══ Input ══
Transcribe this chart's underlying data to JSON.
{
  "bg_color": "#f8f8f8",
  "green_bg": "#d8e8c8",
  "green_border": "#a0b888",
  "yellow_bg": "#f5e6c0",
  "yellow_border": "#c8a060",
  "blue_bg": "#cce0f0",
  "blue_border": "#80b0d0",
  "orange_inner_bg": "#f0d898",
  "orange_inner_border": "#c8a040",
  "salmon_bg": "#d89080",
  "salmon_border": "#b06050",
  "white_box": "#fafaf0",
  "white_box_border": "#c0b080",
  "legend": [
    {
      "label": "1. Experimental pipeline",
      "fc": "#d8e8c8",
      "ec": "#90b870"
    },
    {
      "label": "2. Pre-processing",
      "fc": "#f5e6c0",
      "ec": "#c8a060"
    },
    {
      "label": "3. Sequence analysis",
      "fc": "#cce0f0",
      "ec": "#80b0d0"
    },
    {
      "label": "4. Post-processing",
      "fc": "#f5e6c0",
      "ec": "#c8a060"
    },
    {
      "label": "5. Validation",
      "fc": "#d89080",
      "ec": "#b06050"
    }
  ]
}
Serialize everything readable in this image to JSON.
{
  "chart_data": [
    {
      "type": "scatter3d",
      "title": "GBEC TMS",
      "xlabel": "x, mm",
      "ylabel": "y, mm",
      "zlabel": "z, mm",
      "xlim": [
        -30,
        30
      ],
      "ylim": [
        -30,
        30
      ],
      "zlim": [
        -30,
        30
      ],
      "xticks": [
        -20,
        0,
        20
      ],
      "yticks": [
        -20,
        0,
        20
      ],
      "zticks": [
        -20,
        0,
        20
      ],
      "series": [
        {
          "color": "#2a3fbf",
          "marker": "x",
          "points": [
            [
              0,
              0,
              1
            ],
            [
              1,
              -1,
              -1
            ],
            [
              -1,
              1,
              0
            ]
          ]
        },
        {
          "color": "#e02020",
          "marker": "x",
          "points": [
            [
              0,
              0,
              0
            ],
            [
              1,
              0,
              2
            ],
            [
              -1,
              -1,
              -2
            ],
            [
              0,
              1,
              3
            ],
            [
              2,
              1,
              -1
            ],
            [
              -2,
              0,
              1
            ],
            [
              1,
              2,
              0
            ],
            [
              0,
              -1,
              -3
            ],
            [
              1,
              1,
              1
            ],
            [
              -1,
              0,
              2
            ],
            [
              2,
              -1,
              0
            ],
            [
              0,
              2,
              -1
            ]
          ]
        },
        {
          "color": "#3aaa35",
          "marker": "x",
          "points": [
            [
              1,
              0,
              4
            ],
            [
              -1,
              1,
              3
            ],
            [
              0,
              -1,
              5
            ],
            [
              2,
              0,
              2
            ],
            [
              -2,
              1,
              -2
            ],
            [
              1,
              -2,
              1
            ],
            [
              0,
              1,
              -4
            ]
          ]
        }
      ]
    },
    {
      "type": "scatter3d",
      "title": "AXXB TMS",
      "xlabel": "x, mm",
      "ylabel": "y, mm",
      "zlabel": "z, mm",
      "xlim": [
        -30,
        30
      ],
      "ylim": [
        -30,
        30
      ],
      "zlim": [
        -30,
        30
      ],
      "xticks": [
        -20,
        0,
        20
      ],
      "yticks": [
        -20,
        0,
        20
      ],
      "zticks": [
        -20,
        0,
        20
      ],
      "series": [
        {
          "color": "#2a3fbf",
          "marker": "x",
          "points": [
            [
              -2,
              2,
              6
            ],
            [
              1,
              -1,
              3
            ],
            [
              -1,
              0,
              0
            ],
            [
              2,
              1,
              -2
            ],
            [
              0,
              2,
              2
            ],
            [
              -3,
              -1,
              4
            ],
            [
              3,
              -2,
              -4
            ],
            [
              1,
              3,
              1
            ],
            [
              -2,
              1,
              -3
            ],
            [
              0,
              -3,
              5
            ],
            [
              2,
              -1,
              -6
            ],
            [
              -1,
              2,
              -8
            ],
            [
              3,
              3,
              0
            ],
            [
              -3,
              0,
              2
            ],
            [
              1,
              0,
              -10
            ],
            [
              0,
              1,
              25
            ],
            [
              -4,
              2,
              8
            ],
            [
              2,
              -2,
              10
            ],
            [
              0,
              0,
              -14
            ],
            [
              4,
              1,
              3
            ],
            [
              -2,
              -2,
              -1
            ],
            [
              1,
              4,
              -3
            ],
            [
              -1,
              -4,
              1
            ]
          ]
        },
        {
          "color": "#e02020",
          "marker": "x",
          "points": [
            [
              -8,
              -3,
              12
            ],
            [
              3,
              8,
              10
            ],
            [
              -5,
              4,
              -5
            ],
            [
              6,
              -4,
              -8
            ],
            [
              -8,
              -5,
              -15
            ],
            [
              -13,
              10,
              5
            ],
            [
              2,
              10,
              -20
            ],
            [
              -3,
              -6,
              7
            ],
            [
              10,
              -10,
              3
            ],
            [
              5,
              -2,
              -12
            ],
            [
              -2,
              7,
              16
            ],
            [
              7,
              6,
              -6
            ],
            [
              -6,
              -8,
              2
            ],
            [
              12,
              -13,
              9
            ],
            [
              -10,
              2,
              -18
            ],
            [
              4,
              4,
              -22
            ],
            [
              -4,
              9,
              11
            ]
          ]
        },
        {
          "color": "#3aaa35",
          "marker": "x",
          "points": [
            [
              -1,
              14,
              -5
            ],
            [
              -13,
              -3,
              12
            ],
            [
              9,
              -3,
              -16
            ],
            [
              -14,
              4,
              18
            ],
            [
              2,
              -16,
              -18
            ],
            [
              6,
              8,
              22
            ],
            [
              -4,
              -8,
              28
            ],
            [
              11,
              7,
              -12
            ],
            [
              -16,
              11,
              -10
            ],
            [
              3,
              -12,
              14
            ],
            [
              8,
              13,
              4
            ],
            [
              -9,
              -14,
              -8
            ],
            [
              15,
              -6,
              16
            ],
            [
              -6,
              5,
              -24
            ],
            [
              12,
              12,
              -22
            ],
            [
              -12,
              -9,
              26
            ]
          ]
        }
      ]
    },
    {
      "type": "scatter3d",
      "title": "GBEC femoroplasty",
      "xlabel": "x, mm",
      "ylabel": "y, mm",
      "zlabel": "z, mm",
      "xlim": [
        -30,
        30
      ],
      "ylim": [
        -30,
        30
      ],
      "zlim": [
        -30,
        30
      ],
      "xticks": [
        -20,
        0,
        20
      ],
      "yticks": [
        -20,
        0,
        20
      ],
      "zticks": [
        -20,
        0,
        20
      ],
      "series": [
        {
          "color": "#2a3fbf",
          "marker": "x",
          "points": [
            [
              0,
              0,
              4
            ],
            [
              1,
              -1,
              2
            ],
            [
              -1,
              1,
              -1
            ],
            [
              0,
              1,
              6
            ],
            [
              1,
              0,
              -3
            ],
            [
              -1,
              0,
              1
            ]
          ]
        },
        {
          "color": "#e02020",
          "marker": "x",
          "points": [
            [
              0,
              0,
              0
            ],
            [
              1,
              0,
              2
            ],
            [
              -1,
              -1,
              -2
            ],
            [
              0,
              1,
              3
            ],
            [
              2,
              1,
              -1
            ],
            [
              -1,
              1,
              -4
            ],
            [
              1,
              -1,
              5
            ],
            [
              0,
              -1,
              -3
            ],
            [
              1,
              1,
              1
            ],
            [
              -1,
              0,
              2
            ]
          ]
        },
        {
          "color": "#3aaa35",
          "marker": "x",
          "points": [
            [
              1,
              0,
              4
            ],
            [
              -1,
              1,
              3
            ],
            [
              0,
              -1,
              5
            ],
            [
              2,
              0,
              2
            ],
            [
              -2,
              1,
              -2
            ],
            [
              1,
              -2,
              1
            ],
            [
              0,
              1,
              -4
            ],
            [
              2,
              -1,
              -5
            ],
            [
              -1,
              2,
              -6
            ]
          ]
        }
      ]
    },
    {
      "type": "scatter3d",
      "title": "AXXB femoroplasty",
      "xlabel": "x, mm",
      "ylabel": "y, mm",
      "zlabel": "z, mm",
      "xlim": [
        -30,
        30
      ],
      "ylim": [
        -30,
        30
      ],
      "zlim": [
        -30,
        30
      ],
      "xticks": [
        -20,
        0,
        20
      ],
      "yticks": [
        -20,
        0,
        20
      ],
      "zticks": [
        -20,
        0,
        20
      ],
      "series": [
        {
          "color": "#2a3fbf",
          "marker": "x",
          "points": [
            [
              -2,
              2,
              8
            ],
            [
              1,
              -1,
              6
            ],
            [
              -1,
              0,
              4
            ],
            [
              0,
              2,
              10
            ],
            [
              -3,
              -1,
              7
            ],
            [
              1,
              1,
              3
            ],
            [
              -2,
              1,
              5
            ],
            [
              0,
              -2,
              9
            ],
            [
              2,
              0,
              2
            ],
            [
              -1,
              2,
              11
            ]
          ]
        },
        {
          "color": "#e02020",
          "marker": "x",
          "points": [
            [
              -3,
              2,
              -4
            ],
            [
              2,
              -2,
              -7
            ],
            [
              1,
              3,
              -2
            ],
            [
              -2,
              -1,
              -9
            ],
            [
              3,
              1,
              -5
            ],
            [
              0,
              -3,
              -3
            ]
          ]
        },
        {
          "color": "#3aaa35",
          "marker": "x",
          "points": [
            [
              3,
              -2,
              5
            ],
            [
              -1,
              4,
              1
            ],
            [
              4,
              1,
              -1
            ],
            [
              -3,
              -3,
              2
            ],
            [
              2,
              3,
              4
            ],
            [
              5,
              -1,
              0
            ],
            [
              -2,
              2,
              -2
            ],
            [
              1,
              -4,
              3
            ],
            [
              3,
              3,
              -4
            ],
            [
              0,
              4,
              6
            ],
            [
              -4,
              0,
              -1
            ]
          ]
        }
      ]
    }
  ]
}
═══
How many of the lines in the listing above hold the word "processing"? Report only that figure.

- **Written response**
2